===== Record excerpts

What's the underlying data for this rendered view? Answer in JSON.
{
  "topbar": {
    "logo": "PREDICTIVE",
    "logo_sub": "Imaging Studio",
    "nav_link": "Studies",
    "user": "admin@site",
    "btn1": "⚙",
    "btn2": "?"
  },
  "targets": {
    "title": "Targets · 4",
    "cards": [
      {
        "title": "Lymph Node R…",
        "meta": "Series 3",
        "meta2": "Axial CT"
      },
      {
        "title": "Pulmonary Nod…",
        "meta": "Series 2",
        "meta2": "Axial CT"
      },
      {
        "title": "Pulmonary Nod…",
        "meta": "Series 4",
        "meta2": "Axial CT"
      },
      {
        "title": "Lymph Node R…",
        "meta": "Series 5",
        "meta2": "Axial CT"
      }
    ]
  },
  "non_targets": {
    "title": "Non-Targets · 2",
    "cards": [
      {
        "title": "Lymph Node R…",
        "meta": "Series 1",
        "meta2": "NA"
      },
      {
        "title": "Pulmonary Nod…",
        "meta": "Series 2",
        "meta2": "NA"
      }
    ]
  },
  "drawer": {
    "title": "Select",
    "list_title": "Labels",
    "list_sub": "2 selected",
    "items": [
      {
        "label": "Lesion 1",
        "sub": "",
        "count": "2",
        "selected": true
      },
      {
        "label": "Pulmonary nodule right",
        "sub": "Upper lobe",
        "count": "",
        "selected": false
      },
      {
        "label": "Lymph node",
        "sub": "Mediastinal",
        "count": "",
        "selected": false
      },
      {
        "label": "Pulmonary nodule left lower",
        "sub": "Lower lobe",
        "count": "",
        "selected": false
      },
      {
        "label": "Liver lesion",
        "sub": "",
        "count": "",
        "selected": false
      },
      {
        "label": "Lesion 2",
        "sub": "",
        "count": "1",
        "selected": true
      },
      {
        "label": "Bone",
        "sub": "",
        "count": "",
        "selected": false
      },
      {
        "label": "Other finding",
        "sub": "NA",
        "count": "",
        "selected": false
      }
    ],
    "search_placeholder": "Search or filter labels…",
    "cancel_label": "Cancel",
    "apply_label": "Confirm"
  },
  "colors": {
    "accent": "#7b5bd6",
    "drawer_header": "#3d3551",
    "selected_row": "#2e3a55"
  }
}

==========

◆ Written problem ◆
Count every line in the listing above that holds "Series", then report only the count.

◆ Complete output ◆
6